- [TEXTO DEL EJERCICIO]:
========
Estudio de fertilidad del varón:

Estudio del semen para valorar que es fértil, SEMINOGRAMA O ESPERMIOGRAMA. Evaluar las características del eyaculado y que se encuentran dentro de los límites normales (volumen, viscosidad, PH, licuefacción, etc.). Se considera fértil, al varón que al menos tiene 40 o más millones de espermatozoides por ml; si no los tiene, debe tener en el total del eyaculado al menos 100 millones. Comprobar que el 55% de sus espermatozoides son móviles en línea recta, que el 85% estén vivos, y que la morfología sea normal al menos en el 15%.

Conocer la forma de los espermatozoides es importante para conocer la fertilidad masculina. La única función conocida con exactitud de los espermatozoides es vehiculizar la carga genética del varón. Existe una relación directamente proporcional entre la forma del espermatozoide y la carga genética, si la forma del espermatozoide está alterada la carga genética probablemente también lo estará.

Se procederá a preparar el eyaculado como si se fuera a utilizar una técnica de reproducción asistida, CAPACITACIÓN ESPERMÁTICA, a la muestra se le agrega un medio de cultivo y bajo unas condiciones fisicoquímicas especiales (temperatura, humedad, CO2, centrifugación, etc.) que permitan eliminar a todos los espermatozoides muertos, malformados y que no tengan buena motilidad, quedando aquellos, los buenos, que tengan capacidad fecundante. Si se consigue del total del eyaculado al menos 5 millones sabremos que se puede trabajar con cualquiera DE LAS TÉCNICAS DE REPRODUCCIÓN. Mediante la capacitación espermática se podrá comprobar la capacidad del semen para fecundar el óvulo y cuantificar, lo que se conoce como REM (Recuento de Espermatozoides Móviles).

A través del semen se pueden vehiculizar enfermedades de transmisión sexual (HIV, Sífilis) u otras enfermedades (Hepatitis B, Hepatitis C) por lo que se debe comprobar mediante una serie de análisis que el varón no tiene ninguna de estas enfermedades. En el objetivo segundo decíamos que queríamos una gestación libre de enfermedades y en tercero un bebé sano.

Estudio de fertilidad de la mujer:

Hacer una exploración ginecológica y descartar la presencia de enfermedades ginecológicas que imposibiliten la gestación, infecciones, quistes, miomas, tumores, etc.

Comprobar que la mujer es fértil mediante el estudio ecográfico y la valoración de la capacidad de los ovarios de generar óvulos, cuantificando el número de folículos antrales (óvulos) que hay en los ovarios (RESERVA OVÁRICA). Se comprueba también mediante ecografía vaginal que no haya imágenes sospechosas de enfermedades o que indiquen un inadecuado funcionamiento de las trompas. Estas participan de forma decisiva en la fertilidad al ser las encargadas de captar el óvulo cuando la mujer ovula y es donde se produce la fecundación del óvulo, para luego bajar el embrión hasta la cavidad uterina donde se implanta y se desarrolla.
========
- [CONJUNTO DE DATOS]:
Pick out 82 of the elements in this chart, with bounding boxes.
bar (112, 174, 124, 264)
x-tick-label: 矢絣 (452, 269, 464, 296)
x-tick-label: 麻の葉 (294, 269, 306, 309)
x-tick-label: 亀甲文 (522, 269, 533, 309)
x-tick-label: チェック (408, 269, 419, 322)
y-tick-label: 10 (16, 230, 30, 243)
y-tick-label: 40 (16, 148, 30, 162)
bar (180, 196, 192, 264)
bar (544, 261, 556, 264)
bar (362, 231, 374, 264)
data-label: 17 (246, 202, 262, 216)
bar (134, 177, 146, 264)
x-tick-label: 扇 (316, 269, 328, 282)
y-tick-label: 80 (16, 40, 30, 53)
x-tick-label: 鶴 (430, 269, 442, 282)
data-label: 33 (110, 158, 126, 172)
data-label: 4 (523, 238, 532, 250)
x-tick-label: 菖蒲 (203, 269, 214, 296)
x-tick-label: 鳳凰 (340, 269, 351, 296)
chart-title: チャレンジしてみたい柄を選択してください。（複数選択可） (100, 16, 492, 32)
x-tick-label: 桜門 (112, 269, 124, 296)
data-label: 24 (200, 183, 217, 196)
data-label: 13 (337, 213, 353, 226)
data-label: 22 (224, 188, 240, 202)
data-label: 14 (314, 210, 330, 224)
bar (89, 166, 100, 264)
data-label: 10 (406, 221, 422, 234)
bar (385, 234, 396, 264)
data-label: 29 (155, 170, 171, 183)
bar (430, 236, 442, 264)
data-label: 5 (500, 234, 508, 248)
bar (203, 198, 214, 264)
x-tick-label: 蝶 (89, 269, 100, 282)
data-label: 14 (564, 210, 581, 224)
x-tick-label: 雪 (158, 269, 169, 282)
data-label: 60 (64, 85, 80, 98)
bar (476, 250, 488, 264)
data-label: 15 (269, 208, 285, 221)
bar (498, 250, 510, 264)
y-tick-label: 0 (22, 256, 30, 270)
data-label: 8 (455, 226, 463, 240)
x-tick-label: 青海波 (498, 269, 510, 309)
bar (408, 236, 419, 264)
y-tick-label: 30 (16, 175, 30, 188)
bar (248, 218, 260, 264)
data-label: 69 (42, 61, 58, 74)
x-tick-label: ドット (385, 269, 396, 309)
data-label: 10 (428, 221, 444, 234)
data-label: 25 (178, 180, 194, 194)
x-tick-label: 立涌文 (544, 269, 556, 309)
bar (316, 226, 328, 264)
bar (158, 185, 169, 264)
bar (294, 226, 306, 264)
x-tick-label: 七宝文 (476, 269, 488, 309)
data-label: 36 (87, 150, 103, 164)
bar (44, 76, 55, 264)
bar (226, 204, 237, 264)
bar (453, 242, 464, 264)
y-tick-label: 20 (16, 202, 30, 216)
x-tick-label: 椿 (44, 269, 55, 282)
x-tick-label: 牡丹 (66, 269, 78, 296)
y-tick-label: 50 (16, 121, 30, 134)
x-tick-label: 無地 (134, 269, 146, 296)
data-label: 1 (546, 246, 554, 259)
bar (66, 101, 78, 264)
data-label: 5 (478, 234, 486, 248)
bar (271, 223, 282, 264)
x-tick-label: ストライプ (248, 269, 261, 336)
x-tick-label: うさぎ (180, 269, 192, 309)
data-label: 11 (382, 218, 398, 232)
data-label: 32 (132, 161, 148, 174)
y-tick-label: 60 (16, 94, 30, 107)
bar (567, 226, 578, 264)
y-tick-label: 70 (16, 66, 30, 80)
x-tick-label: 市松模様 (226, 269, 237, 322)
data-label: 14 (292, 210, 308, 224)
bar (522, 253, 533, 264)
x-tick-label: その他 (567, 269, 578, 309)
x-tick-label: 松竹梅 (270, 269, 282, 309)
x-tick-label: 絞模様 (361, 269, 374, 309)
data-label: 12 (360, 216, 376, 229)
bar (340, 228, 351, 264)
========
- [ACCIÓN REQUERIDA A]:
Transcriba del texto sobre estudios de fertilidad el fragmento comprendido desde "Conocer la forma" hasta "también lo estará.".
- [ACCIÓN REQUERIDA B]:
Responda, según el texto sobre estudios de fertilidad, las siguientes preguntas:
(i) ¿Cuántos espermatozoides por ml debe tener como mínimo un varón para considerarse fértil?
(ii) ¿Cuántos espermatozoides deben obtenerse como mínimo del total del eyaculado tras la capacitación espermática para poder trabajar con cualquiera de las técnicas de reproducción?
(iii) ¿Qué se cuantifica en los ovarios para valorar la reserva ovárica?

- [RESPUESTA DEL EJERCICIO A]:
Conocer la forma de los espermatozoides es importante para conocer la fertilidad masculina. La única función conocida con exactitud de los espermatozoides es vehiculizar la carga genética del varón. Existe una relación directamente proporcional entre la forma del espermatozoide y la carga genética, si la forma del espermatozoide está alterada la carga genética probablemente también lo estará.

- [RESPUESTA DEL EJERCICIO B]:
(i) Al menos 40 millones de espermatozoides por ml.
(ii) Al menos 5 millones.
(iii) El número de folículos antrales (óvulos).